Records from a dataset
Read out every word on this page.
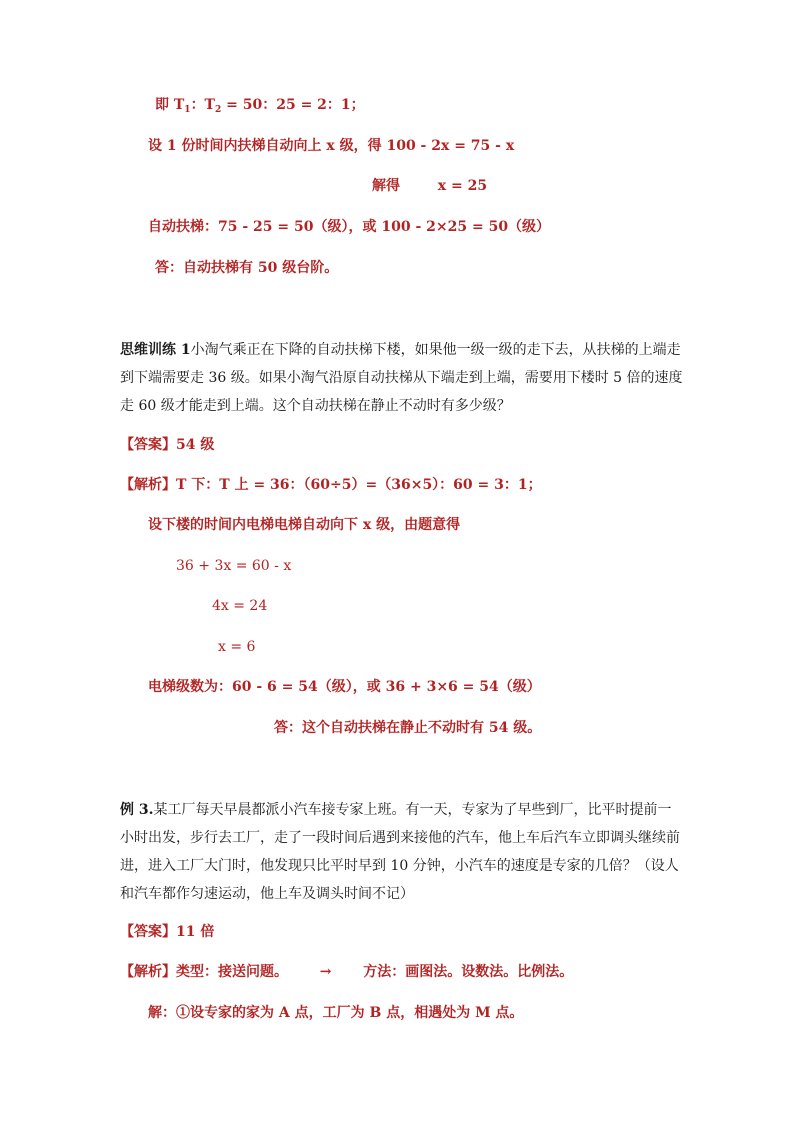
即 $T_1$：$T_2 = 50$：25 = 2：1；
设 1 份时间内扶梯自动向上 x 级，得 100 - 2x = 75 - x
解得	x = 25
自动扶梯：75 - 25 = 50（级），或 100 - 2×25 = 50（级）
答：自动扶梯有 50 级台阶。
思维训练 1小淘气乘正在下降的自动扶梯下楼，如果他一级一级的走下去，从扶梯的上端走
到下端需要走 36 级。如果小淘气沿原自动扶梯从下端走到上端，需要用下楼时 5 倍的速度
走 60 级才能走到上端。这个自动扶梯在静止不动时有多少级？
【答案】54 级
【解析】T 下：T 上 = 36：（60÷5）=（36×5）：60 = 3：1；
设下楼的时间内电梯电梯自动向下 x 级，由题意得
36 + 3x = 60 - x
4x = 24
x = 6
电梯级数为：60 - 6 = 54（级），或 36 + 3×6 = 54（级）
答：这个自动扶梯在静止不动时有 54 级。
例 3.某工厂每天早晨都派小汽车接专家上班。有一天，专家为了早些到厂，比平时提前一
小时出发，步行去工厂，走了一段时间后遇到来接他的汽车，他上车后汽车立即调头继续前
进，进入工厂大门时，他发现只比平时早到 10 分钟，小汽车的速度是专家的几倍？（设人
和汽车都作匀速运动，他上车及调头时间不记）
【答案】11 倍
【解析】类型：接送问题。 → 方法：画图法。设数法。比例法。
解：①设专家的家为 A 点，工厂为 B 点，相遇处为 M 点。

**Work instructions:** Pictures are excluded; copy all other data exactly as shown.

**Written response:**
Read out every word on this page.
即 $T_1$：$T_2 = 50$：25 = 2：1；
设 1 份时间内扶梯自动向上 x 级，得 100 - 2x = 75 - x
解得	x = 25
自动扶梯：75 - 25 = 50（级），或 100 - 2×25 = 50（级）
答：自动扶梯有 50 级台阶。
思维训练 1小淘气乘正在下降的自动扶梯下楼，如果他一级一级的走下去，从扶梯的上端走
到下端需要走 36 级。如果小淘气沿原自动扶梯从下端走到上端，需要用下楼时 5 倍的速度
走 60 级才能走到上端。这个自动扶梯在静止不动时有多少级？
【答案】54 级
【解析】T 下：T 上 = 36：（60÷5）=（36×5）：60 = 3：1；
设下楼的时间内电梯电梯自动向下 x 级，由题意得
36 + 3x = 60 - x
4x = 24
x = 6
电梯级数为：60 - 6 = 54（级），或 36 + 3×6 = 54（级）
答：这个自动扶梯在静止不动时有 54 级。
例 3.某工厂每天早晨都派小汽车接专家上班。有一天，专家为了早些到厂，比平时提前一
小时出发，步行去工厂，走了一段时间后遇到来接他的汽车，他上车后汽车立即调头继续前
进，进入工厂大门时，他发现只比平时早到 10 分钟，小汽车的速度是专家的几倍？（设人
和汽车都作匀速运动，他上车及调头时间不记）
【答案】11 倍
【解析】类型：接送问题。 → 方法：画图法。设数法。比例法。
解：①设专家的家为 A 点，工厂为 B 点，相遇处为 M 点。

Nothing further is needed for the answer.